**To do:** Find the lines with "value" in them and copy them out.

**Dataset records:**
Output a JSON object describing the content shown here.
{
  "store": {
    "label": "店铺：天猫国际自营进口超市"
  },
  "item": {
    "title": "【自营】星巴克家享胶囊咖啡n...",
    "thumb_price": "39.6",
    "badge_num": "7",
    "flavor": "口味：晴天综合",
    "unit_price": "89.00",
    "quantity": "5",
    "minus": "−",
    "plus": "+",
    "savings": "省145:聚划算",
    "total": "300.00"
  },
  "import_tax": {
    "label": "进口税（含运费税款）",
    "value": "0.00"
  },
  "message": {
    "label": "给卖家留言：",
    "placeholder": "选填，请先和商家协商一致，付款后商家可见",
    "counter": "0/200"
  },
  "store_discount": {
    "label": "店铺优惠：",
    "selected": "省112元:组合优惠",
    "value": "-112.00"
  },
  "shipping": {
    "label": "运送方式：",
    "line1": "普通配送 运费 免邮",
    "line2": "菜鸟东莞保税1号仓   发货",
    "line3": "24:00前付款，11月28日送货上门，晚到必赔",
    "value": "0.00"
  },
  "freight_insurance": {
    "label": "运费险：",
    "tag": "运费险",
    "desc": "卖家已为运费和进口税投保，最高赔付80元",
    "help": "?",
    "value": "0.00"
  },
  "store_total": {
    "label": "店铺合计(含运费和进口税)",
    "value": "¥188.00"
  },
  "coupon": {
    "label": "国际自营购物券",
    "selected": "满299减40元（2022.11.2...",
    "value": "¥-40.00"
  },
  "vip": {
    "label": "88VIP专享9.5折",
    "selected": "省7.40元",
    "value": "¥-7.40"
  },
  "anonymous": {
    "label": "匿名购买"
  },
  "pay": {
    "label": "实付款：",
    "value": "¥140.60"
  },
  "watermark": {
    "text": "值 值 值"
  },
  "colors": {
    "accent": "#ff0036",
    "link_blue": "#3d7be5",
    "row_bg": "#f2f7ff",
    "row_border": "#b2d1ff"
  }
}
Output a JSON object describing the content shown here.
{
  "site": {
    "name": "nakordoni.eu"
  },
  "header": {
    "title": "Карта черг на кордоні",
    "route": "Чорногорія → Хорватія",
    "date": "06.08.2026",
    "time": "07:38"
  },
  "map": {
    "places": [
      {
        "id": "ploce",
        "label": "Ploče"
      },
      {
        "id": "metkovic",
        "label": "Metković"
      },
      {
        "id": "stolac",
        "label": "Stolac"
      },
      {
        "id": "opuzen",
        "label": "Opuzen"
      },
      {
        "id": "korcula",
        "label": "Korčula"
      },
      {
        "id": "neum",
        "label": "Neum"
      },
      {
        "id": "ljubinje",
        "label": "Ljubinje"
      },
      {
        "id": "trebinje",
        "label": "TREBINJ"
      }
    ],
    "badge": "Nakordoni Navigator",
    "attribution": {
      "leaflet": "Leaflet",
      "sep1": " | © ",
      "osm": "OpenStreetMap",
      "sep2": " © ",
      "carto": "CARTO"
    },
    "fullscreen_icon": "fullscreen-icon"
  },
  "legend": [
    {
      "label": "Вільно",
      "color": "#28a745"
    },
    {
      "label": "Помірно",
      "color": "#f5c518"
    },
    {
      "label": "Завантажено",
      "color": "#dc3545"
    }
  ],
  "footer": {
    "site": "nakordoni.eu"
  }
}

**Result for this task:**
    "value": "0.00"
    "value": "-112.00"
    "value": "0.00"
    "value": "0.00"
    "value": "¥188.00"
    "value": "¥-40.00"
    "value": "¥-7.40"
    "value": "¥140.60"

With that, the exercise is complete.